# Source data
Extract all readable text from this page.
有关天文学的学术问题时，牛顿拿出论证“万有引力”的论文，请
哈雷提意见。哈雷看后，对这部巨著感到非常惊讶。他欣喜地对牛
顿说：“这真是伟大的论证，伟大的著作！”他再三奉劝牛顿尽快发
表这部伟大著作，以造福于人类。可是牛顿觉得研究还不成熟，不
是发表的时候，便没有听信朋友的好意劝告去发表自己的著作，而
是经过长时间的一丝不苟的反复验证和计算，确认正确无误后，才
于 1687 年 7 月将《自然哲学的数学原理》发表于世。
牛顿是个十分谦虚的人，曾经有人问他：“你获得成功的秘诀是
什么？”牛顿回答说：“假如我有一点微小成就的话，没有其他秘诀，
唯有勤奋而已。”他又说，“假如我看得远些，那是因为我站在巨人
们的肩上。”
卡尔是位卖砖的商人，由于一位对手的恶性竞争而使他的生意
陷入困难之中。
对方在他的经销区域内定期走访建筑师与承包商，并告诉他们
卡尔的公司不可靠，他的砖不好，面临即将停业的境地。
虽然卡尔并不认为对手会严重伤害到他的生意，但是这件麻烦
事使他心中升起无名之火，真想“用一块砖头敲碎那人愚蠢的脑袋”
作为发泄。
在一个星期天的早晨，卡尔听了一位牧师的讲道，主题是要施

# Given request
Send back every record, precisely as written.

# Full output
Extract all readable text from this page.
有关天文学的学术问题时，牛顿拿出论证“万有引力”的论文，请
哈雷提意见。哈雷看后，对这部巨著感到非常惊讶。他欣喜地对牛
顿说：“这真是伟大的论证，伟大的著作！”他再三奉劝牛顿尽快发
表这部伟大著作，以造福于人类。可是牛顿觉得研究还不成熟，不
是发表的时候，便没有听信朋友的好意劝告去发表自己的著作，而
是经过长时间的一丝不苟的反复验证和计算，确认正确无误后，才
于 1687 年 7 月将《自然哲学的数学原理》发表于世。
牛顿是个十分谦虚的人，曾经有人问他：“你获得成功的秘诀是
什么？”牛顿回答说：“假如我有一点微小成就的话，没有其他秘诀，
唯有勤奋而已。”他又说，“假如我看得远些，那是因为我站在巨人
们的肩上。”
卡尔是位卖砖的商人，由于一位对手的恶性竞争而使他的生意
陷入困难之中。
对方在他的经销区域内定期走访建筑师与承包商，并告诉他们
卡尔的公司不可靠，他的砖不好，面临即将停业的境地。
虽然卡尔并不认为对手会严重伤害到他的生意，但是这件麻烦
事使他心中升起无名之火，真想“用一块砖头敲碎那人愚蠢的脑袋”
作为发泄。
在一个星期天的早晨，卡尔听了一位牧师的讲道，主题是要施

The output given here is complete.